══ Records supplied ══

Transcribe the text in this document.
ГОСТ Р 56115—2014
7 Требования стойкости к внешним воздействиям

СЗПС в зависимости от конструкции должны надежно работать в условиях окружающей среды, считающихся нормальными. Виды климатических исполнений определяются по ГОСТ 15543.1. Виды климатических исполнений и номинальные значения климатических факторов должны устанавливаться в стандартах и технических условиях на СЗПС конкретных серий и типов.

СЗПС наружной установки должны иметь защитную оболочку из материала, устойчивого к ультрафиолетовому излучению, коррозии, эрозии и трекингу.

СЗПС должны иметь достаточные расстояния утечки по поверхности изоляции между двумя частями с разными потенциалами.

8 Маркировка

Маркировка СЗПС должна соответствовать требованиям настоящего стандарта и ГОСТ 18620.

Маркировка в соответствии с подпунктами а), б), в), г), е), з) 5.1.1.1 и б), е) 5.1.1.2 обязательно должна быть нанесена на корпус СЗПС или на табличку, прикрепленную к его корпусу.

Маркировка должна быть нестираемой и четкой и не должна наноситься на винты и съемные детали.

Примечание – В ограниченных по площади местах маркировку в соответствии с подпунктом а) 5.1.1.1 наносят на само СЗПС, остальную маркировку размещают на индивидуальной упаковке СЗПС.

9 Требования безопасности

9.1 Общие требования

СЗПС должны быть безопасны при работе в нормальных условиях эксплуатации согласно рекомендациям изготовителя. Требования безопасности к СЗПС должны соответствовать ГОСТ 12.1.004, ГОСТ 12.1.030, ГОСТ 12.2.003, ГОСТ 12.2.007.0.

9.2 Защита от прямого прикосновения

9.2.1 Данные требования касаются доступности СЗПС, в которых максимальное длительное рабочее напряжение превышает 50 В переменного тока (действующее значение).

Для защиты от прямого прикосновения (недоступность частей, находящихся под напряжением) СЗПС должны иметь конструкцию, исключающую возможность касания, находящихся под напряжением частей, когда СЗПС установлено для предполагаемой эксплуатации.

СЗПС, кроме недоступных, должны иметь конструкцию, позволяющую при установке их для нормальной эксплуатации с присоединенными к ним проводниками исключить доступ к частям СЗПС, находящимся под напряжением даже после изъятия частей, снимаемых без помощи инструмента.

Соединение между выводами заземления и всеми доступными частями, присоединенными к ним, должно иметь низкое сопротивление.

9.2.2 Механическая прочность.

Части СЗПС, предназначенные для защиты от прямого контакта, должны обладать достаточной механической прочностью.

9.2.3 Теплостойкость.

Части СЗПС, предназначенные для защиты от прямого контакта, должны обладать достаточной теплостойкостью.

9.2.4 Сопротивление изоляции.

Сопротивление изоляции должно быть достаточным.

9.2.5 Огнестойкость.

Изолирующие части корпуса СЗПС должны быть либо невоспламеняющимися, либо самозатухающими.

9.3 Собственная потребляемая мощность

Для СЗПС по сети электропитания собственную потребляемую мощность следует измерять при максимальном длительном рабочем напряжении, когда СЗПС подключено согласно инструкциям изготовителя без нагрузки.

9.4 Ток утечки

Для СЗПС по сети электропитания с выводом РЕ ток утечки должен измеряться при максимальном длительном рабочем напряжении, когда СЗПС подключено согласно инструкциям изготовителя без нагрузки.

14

═══

Directive: Your task is to reproduce all of the records exactly.

Expected answer:
Transcribe the text in this document.
ГОСТ Р 56115—2014
7 Требования стойкости к внешним воздействиям

СЗПС в зависимости от конструкции должны надежно работать в условиях окружающей среды, считающихся нормальными. Виды климатических исполнений определяются по ГОСТ 15543.1. Виды климатических исполнений и номинальные значения климатических факторов должны устанавливаться в стандартах и технических условиях на СЗПС конкретных серий и типов.

СЗПС наружной установки должны иметь защитную оболочку из материала, устойчивого к ультрафиолетовому излучению, коррозии, эрозии и трекингу.

СЗПС должны иметь достаточные расстояния утечки по поверхности изоляции между двумя частями с разными потенциалами.

8 Маркировка

Маркировка СЗПС должна соответствовать требованиям настоящего стандарта и ГОСТ 18620.

Маркировка в соответствии с подпунктами а), б), в), г), е), з) 5.1.1.1 и б), е) 5.1.1.2 обязательно должна быть нанесена на корпус СЗПС или на табличку, прикрепленную к его корпусу.

Маркировка должна быть нестираемой и четкой и не должна наноситься на винты и съемные детали.

Примечание – В ограниченных по площади местах маркировку в соответствии с подпунктом а) 5.1.1.1 наносят на само СЗПС, остальную маркировку размещают на индивидуальной упаковке СЗПС.

9 Требования безопасности

9.1 Общие требования

СЗПС должны быть безопасны при работе в нормальных условиях эксплуатации согласно рекомендациям изготовителя. Требования безопасности к СЗПС должны соответствовать ГОСТ 12.1.004, ГОСТ 12.1.030, ГОСТ 12.2.003, ГОСТ 12.2.007.0.

9.2 Защита от прямого прикосновения

9.2.1 Данные требования касаются доступности СЗПС, в которых максимальное длительное рабочее напряжение превышает 50 В переменного тока (действующее значение).

Для защиты от прямого прикосновения (недоступность частей, находящихся под напряжением) СЗПС должны иметь конструкцию, исключающую возможность касания, находящихся под напряжением частей, когда СЗПС установлено для предполагаемой эксплуатации.

СЗПС, кроме недоступных, должны иметь конструкцию, позволяющую при установке их для нормальной эксплуатации с присоединенными к ним проводниками исключить доступ к частям СЗПС, находящимся под напряжением даже после изъятия частей, снимаемых без помощи инструмента.

Соединение между выводами заземления и всеми доступными частями, присоединенными к ним, должно иметь низкое сопротивление.

9.2.2 Механическая прочность.

Части СЗПС, предназначенные для защиты от прямого контакта, должны обладать достаточной механической прочностью.

9.2.3 Теплостойкость.

Части СЗПС, предназначенные для защиты от прямого контакта, должны обладать достаточной теплостойкостью.

9.2.4 Сопротивление изоляции.

Сопротивление изоляции должно быть достаточным.

9.2.5 Огнестойкость.

Изолирующие части корпуса СЗПС должны быть либо невоспламеняющимися, либо самозатухающими.

9.3 Собственная потребляемая мощность

Для СЗПС по сети электропитания собственную потребляемую мощность следует измерять при максимальном длительном рабочем напряжении, когда СЗПС подключено согласно инструкциям изготовителя без нагрузки.

9.4 Ток утечки

Для СЗПС по сети электропитания с выводом РЕ ток утечки должен измеряться при максимальном длительном рабочем напряжении, когда СЗПС подключено согласно инструкциям изготовителя без нагрузки.

14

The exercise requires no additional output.